**TO DO**
Among these lines, how many include "this"? Answer only with the number.
[START OF DATA FOR PROCESSING]
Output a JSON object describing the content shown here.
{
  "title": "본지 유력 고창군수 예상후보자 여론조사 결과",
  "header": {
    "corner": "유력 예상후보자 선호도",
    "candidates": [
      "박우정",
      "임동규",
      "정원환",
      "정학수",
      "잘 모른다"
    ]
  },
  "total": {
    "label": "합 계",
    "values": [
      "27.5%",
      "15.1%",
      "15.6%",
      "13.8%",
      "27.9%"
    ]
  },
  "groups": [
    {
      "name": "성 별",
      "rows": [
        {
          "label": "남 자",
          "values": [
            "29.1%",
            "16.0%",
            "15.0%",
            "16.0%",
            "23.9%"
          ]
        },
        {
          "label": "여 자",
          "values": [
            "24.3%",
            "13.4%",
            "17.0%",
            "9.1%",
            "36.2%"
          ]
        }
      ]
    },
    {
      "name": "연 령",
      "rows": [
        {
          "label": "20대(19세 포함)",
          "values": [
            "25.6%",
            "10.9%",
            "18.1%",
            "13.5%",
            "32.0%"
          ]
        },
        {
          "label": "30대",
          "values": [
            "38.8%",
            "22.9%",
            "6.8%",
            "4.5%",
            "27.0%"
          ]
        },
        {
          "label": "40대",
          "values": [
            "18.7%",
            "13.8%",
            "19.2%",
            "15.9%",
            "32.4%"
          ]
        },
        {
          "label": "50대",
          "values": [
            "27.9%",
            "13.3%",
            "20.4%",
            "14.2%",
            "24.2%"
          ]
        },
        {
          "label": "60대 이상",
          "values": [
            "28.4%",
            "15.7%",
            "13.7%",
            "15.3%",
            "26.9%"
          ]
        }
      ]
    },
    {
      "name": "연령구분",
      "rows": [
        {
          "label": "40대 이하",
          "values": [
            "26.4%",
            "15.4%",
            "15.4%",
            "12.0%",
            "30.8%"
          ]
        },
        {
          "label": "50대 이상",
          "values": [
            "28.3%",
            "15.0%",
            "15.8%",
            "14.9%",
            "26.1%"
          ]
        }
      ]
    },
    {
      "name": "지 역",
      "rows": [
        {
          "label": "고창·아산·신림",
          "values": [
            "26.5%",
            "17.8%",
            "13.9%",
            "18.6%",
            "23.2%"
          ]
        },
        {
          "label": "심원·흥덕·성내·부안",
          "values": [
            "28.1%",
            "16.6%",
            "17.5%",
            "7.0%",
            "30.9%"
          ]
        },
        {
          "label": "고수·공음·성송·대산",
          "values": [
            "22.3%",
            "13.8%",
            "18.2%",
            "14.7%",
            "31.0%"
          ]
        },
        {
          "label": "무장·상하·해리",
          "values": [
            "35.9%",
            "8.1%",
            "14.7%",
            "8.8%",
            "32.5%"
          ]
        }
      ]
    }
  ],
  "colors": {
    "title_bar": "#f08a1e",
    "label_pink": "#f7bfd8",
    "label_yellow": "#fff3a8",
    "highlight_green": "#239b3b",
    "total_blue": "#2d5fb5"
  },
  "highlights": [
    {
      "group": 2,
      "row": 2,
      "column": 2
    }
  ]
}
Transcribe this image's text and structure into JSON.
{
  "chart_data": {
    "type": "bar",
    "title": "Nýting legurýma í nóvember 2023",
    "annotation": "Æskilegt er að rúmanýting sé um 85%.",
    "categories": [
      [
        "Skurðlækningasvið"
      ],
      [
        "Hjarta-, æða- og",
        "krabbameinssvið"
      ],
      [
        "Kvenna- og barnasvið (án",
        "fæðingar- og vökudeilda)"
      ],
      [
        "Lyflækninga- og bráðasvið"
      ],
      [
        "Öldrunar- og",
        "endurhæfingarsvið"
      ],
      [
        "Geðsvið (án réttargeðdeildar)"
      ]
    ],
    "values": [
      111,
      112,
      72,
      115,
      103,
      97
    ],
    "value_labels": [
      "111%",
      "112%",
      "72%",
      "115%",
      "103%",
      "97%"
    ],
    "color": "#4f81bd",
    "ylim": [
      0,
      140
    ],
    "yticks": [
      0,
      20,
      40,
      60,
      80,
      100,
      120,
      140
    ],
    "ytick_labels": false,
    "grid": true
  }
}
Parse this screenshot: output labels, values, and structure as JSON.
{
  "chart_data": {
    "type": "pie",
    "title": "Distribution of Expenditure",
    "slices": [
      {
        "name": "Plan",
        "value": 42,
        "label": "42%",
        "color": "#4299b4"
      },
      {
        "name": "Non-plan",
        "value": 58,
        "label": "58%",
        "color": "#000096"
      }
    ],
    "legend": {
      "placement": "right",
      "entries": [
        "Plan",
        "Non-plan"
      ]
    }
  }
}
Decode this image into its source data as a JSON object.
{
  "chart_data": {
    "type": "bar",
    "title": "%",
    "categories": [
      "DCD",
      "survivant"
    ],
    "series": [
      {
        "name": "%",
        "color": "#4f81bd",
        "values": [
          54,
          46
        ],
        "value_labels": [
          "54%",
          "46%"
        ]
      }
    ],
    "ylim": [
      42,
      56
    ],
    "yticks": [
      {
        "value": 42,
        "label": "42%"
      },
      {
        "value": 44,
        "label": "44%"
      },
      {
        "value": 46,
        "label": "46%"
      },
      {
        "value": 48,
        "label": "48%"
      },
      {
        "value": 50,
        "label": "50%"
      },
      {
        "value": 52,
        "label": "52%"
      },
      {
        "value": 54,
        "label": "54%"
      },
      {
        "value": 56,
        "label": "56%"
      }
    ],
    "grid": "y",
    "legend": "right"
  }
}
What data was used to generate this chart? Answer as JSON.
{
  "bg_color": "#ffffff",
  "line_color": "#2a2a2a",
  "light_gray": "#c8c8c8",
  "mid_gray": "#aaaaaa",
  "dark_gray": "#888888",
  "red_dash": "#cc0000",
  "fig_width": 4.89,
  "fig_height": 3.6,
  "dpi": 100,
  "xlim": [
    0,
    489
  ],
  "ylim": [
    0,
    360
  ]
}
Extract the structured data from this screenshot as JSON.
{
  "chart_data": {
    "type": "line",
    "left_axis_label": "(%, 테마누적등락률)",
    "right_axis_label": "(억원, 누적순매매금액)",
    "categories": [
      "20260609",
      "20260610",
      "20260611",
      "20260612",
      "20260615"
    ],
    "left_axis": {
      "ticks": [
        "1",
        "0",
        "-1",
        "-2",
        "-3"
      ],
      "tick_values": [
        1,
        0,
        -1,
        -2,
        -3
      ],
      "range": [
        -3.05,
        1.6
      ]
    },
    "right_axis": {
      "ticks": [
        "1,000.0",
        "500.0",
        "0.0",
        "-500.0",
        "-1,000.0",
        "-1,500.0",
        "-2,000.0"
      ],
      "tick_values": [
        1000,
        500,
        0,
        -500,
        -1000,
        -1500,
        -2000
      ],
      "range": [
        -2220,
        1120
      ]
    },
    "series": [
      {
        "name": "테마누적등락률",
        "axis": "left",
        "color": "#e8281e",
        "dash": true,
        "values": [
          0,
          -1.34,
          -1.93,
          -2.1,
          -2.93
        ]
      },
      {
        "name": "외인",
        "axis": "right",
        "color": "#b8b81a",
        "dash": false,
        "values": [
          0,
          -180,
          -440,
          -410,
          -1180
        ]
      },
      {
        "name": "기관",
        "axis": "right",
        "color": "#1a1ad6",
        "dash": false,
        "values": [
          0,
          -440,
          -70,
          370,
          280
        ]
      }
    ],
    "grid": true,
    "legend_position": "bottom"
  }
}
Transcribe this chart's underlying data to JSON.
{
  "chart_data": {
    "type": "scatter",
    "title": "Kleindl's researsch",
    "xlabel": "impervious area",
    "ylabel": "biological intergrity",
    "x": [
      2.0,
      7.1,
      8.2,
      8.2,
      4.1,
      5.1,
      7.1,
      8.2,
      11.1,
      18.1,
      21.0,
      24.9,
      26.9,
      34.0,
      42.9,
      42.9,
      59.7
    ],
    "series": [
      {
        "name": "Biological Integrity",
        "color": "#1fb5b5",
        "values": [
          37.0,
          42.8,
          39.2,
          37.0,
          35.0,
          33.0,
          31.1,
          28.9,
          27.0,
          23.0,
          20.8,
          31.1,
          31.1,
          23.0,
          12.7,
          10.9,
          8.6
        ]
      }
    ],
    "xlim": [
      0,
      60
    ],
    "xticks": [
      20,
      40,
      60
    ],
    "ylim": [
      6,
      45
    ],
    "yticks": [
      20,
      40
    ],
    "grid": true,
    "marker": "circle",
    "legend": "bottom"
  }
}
[END OF DATA FOR PROCESSING]
**CORRECT RESULT**
6